Extracted data entries:
━━━━━━

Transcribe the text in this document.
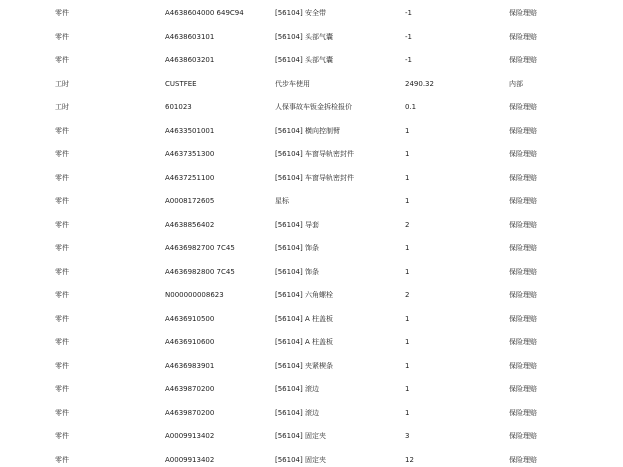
零件	A4638604000 649C94	[56104] 安全带	-1	保险理赔
零件	A4638603101	[56104] 头部气囊	-1	保险理赔
零件	A4638603201	[56104] 头部气囊	-1	保险理赔
工时	CUSTFEE	代步车使用	2490.32	内部
工时	601023	人保事故车钣金拆检报价	0.1	保险理赔
零件	A4633501001	[56104] 横向控制臂	1	保险理赔
零件	A4637351300	[56104] 车窗导轨密封件	1	保险理赔
零件	A4637251100	[56104] 车窗导轨密封件	1	保险理赔
零件	A0008172605	星标	1	保险理赔
零件	A4638856402	[56104] 导套	2	保险理赔
零件	A4636982700 7C45	[56104] 饰条	1	保险理赔
零件	A4636982800 7C45	[56104] 饰条	1	保险理赔
零件	N000000008623	[56104] 六角螺栓	2	保险理赔
零件	A4636910500	[56104] A 柱盖板	1	保险理赔
零件	A4636910600	[56104] A 柱盖板	1	保险理赔
零件	A4636983901	[56104] 夹紧楔条	1	保险理赔
零件	A4639870200	[56104] 滚边	1	保险理赔
零件	A4639870200	[56104] 滚边	1	保险理赔
零件	A0009913402	[56104] 固定夹	3	保险理赔
零件	A0009913402	[56104] 固定夹	12	保险理赔
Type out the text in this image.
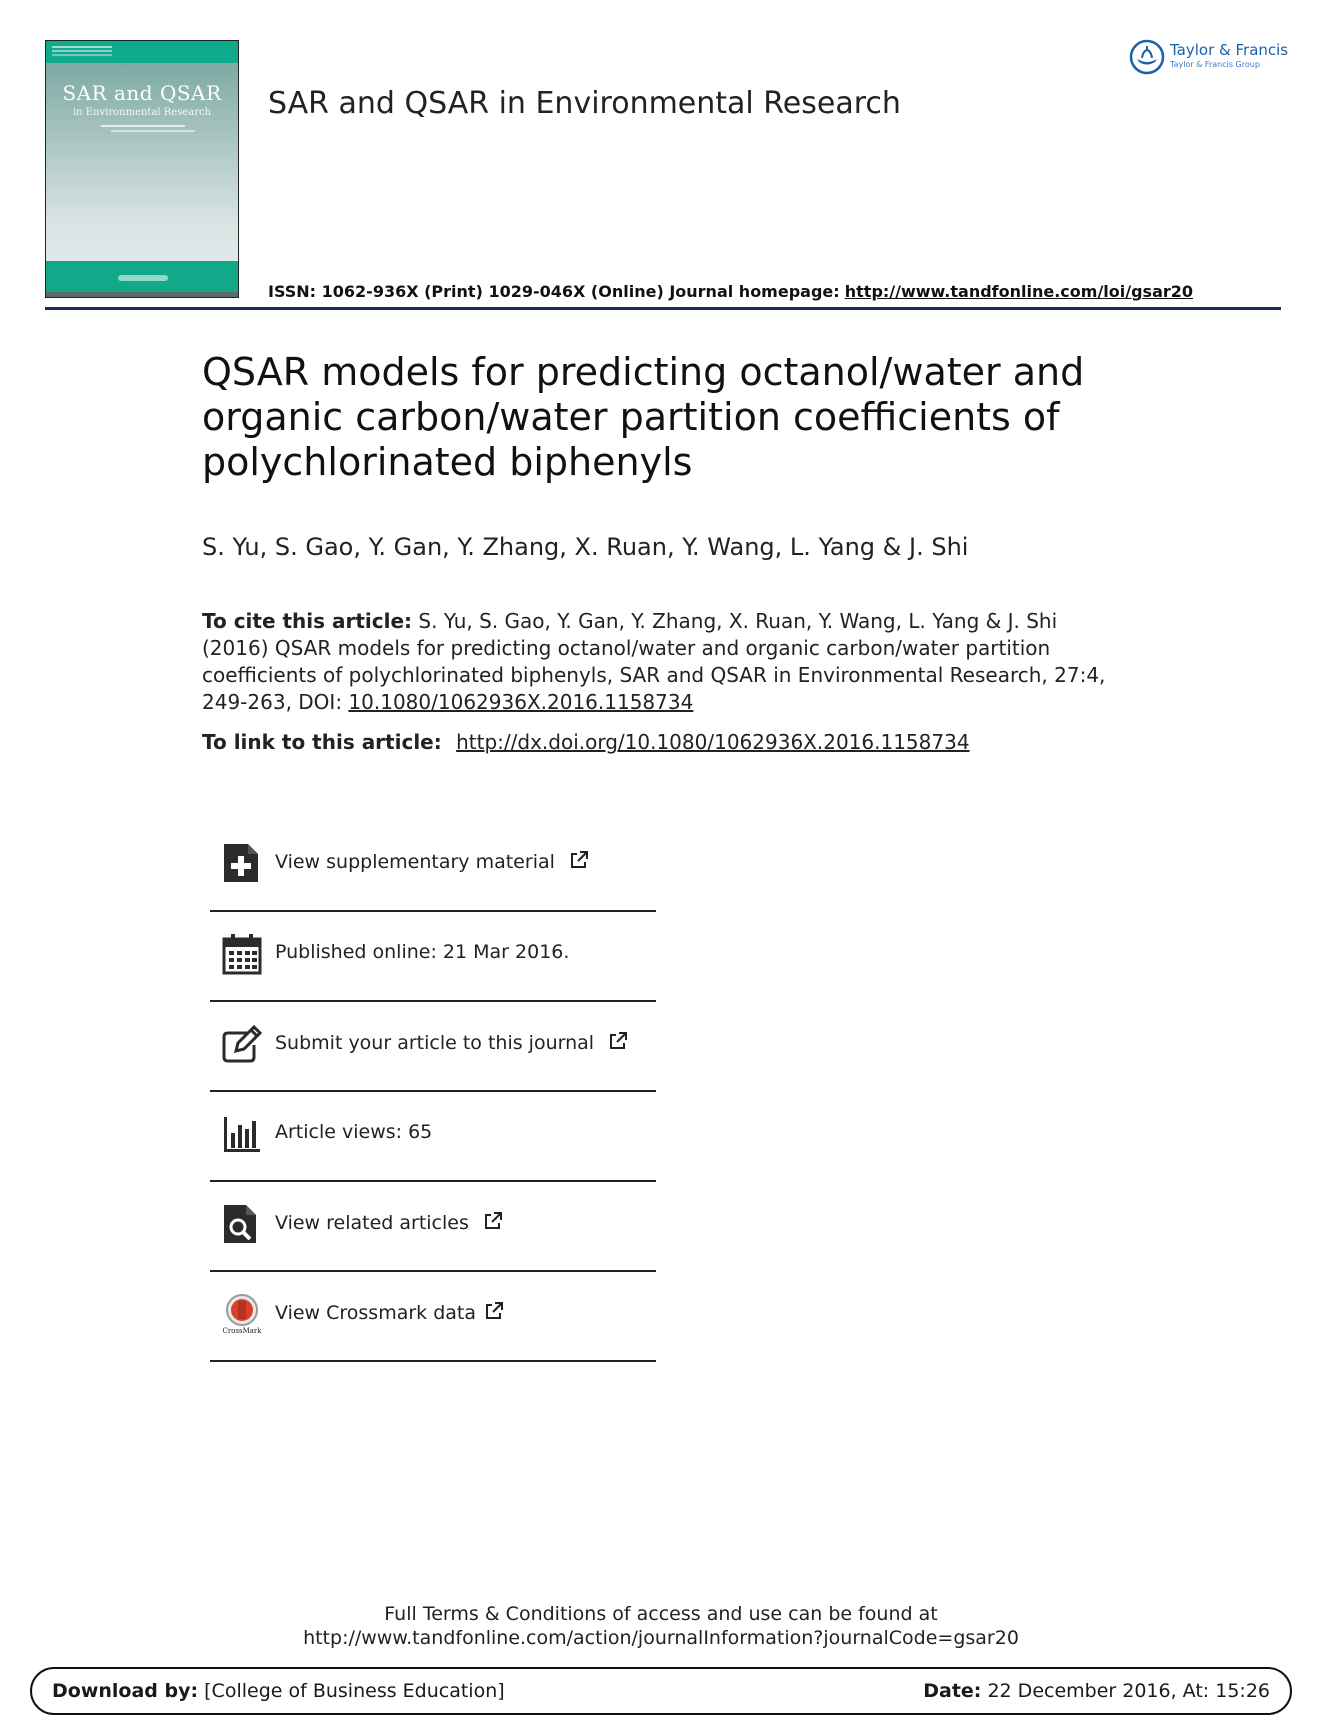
SAR and QSAR
in Environmental Research	SAR and QSAR in Environmental Research
ISSN: 1062-936X (Print) 1029-046X (Online) Journal homepage: http://www.tandfonline.com/loi/gsar20
Taylor & Francis
Taylor & Francis Group
QSAR models for predicting octanol/water and organic carbon/water partition coefficients of polychlorinated biphenyls
S. Yu, S. Gao, Y. Gan, Y. Zhang, X. Ruan, Y. Wang, L. Yang & J. Shi
To cite this article: S. Yu, S. Gao, Y. Gan, Y. Zhang, X. Ruan, Y. Wang, L. Yang & J. Shi (2016) QSAR models for predicting octanol/water and organic carbon/water partition coefficients of polychlorinated biphenyls, SAR and QSAR in Environmental Research, 27:4, 249-263, DOI: 10.1080/1062936X.2016.1158734
To link to this article: http://dx.doi.org/10.1080/1062936X.2016.1158734
View supplementary material
Published online: 21 Mar 2016.
Submit your article to this journal
Article views: 65
View related articles
CrossMark
View Crossmark data
Full Terms & Conditions of access and use can be found at
http://www.tandfonline.com/action/journalInformation?journalCode=gsar20
Download by: [College of Business Education]	Date: 22 December 2016, At: 15:26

━━━━━━

▸ Instruction: Reproduce each line of the material containing the word "Zhang".

▸ Finished task:
S. Yu, S. Gao, Y. Gan, Y. Zhang, X. Ruan, Y. Wang, L. Yang & J. Shi
To cite this article: S. Yu, S. Gao, Y. Gan, Y. Zhang, X. Ruan, Y. Wang, L. Yang & J. Shi (2016) QSAR models for predicting octanol/water and organic carbon/water partition coefficients of polychlorinated biphenyls, SAR and QSAR in Environmental Research, 27:4, 249-263, DOI: 10.1080/1062936X.2016.1158734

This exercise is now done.